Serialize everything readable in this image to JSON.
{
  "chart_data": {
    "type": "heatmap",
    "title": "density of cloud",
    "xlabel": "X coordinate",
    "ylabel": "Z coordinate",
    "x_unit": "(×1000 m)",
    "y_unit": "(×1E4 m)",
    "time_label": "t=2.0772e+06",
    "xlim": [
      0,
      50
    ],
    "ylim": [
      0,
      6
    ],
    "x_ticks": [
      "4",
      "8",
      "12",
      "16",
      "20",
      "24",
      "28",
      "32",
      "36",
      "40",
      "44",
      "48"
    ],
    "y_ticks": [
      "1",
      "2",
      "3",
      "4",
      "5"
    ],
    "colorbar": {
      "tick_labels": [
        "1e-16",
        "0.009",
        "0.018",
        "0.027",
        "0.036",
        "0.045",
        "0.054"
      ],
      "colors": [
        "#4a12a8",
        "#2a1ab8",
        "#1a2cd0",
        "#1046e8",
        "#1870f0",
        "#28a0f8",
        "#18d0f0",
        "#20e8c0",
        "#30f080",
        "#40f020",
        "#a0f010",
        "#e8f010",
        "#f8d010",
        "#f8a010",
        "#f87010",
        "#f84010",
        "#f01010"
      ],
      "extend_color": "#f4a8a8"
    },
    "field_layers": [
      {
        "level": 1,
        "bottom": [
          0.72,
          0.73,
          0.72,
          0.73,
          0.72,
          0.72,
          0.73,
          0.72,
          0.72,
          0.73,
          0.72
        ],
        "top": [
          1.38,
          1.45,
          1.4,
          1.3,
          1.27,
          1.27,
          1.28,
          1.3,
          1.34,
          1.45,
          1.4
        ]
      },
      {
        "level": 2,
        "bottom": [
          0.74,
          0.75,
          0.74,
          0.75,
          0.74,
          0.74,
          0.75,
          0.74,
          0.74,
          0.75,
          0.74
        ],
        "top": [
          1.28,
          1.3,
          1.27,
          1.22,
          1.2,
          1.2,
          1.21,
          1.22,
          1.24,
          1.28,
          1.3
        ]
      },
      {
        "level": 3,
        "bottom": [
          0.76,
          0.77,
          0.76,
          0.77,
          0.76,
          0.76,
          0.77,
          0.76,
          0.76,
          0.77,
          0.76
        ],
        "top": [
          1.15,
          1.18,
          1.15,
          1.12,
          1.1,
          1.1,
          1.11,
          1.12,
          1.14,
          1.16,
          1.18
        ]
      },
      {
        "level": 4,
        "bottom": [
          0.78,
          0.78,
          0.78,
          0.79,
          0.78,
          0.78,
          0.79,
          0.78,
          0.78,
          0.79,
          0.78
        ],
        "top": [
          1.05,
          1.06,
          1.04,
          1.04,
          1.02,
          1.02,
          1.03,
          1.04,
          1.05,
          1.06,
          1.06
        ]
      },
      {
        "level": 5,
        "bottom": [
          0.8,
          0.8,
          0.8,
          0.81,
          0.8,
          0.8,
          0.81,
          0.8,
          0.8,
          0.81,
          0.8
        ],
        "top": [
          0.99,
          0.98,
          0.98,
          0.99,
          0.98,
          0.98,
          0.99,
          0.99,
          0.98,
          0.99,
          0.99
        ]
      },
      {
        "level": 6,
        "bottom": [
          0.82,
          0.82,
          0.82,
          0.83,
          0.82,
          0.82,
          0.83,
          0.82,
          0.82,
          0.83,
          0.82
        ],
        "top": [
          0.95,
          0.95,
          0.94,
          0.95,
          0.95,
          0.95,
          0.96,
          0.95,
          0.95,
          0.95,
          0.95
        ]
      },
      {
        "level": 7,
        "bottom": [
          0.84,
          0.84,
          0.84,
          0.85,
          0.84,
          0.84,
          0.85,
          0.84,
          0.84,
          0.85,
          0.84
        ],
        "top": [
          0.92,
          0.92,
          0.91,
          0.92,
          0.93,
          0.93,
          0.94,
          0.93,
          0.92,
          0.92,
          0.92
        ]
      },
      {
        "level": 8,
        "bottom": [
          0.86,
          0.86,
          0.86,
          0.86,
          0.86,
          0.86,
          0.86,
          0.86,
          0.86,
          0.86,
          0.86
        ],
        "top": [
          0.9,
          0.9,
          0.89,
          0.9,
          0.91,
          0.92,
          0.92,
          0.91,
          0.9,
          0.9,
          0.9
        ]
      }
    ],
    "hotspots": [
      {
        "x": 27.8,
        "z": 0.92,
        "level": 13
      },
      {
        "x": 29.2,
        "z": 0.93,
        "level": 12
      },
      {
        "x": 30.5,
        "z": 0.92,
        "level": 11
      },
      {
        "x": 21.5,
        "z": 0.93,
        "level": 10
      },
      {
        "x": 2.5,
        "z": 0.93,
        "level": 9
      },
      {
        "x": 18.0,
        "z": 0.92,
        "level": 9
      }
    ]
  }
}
• • • • • • •
The listing above should be transcribed in full, exactly as written.

Serialize everything readable in this image to JSON.
{
  "chart_data": {
    "type": "heatmap",
    "title": "density of cloud",
    "xlabel": "X coordinate",
    "ylabel": "Z coordinate",
    "x_unit": "(×1000 m)",
    "y_unit": "(×1E4 m)",
    "time_label": "t=2.0772e+06",
    "xlim": [
      0,
      50
    ],
    "ylim": [
      0,
      6
    ],
    "x_ticks": [
      "4",
      "8",
      "12",
      "16",
      "20",
      "24",
      "28",
      "32",
      "36",
      "40",
      "44",
      "48"
    ],
    "y_ticks": [
      "1",
      "2",
      "3",
      "4",
      "5"
    ],
    "colorbar": {
      "tick_labels": [
        "1e-16",
        "0.009",
        "0.018",
        "0.027",
        "0.036",
        "0.045",
        "0.054"
      ],
      "colors": [
        "#4a12a8",
        "#2a1ab8",
        "#1a2cd0",
        "#1046e8",
        "#1870f0",
        "#28a0f8",
        "#18d0f0",
        "#20e8c0",
        "#30f080",
        "#40f020",
        "#a0f010",
        "#e8f010",
        "#f8d010",
        "#f8a010",
        "#f87010",
        "#f84010",
        "#f01010"
      ],
      "extend_color": "#f4a8a8"
    },
    "field_layers": [
      {
        "level": 1,
        "bottom": [
          0.72,
          0.73,
          0.72,
          0.73,
          0.72,
          0.72,
          0.73,
          0.72,
          0.72,
          0.73,
          0.72
        ],
        "top": [
          1.38,
          1.45,
          1.4,
          1.3,
          1.27,
          1.27,
          1.28,
          1.3,
          1.34,
          1.45,
          1.4
        ]
      },
      {
        "level": 2,
        "bottom": [
          0.74,
          0.75,
          0.74,
          0.75,
          0.74,
          0.74,
          0.75,
          0.74,
          0.74,
          0.75,
          0.74
        ],
        "top": [
          1.28,
          1.3,
          1.27,
          1.22,
          1.2,
          1.2,
          1.21,
          1.22,
          1.24,
          1.28,
          1.3
        ]
      },
      {
        "level": 3,
        "bottom": [
          0.76,
          0.77,
          0.76,
          0.77,
          0.76,
          0.76,
          0.77,
          0.76,
          0.76,
          0.77,
          0.76
        ],
        "top": [
          1.15,
          1.18,
          1.15,
          1.12,
          1.1,
          1.1,
          1.11,
          1.12,
          1.14,
          1.16,
          1.18
        ]
      },
      {
        "level": 4,
        "bottom": [
          0.78,
          0.78,
          0.78,
          0.79,
          0.78,
          0.78,
          0.79,
          0.78,
          0.78,
          0.79,
          0.78
        ],
        "top": [
          1.05,
          1.06,
          1.04,
          1.04,
          1.02,
          1.02,
          1.03,
          1.04,
          1.05,
          1.06,
          1.06
        ]
      },
      {
        "level": 5,
        "bottom": [
          0.8,
          0.8,
          0.8,
          0.81,
          0.8,
          0.8,
          0.81,
          0.8,
          0.8,
          0.81,
          0.8
        ],
        "top": [
          0.99,
          0.98,
          0.98,
          0.99,
          0.98,
          0.98,
          0.99,
          0.99,
          0.98,
          0.99,
          0.99
        ]
      },
      {
        "level": 6,
        "bottom": [
          0.82,
          0.82,
          0.82,
          0.83,
          0.82,
          0.82,
          0.83,
          0.82,
          0.82,
          0.83,
          0.82
        ],
        "top": [
          0.95,
          0.95,
          0.94,
          0.95,
          0.95,
          0.95,
          0.96,
          0.95,
          0.95,
          0.95,
          0.95
        ]
      },
      {
        "level": 7,
        "bottom": [
          0.84,
          0.84,
          0.84,
          0.85,
          0.84,
          0.84,
          0.85,
          0.84,
          0.84,
          0.85,
          0.84
        ],
        "top": [
          0.92,
          0.92,
          0.91,
          0.92,
          0.93,
          0.93,
          0.94,
          0.93,
          0.92,
          0.92,
          0.92
        ]
      },
      {
        "level": 8,
        "bottom": [
          0.86,
          0.86,
          0.86,
          0.86,
          0.86,
          0.86,
          0.86,
          0.86,
          0.86,
          0.86,
          0.86
        ],
        "top": [
          0.9,
          0.9,
          0.89,
          0.9,
          0.91,
          0.92,
          0.92,
          0.91,
          0.9,
          0.9,
          0.9
        ]
      }
    ],
    "hotspots": [
      {
        "x": 27.8,
        "z": 0.92,
        "level": 13
      },
      {
        "x": 29.2,
        "z": 0.93,
        "level": 12
      },
      {
        "x": 30.5,
        "z": 0.92,
        "level": 11
      },
      {
        "x": 21.5,
        "z": 0.93,
        "level": 10
      },
      {
        "x": 2.5,
        "z": 0.93,
        "level": 9
      },
      {
        "x": 18.0,
        "z": 0.92,
        "level": 9
      }
    ]
  }
}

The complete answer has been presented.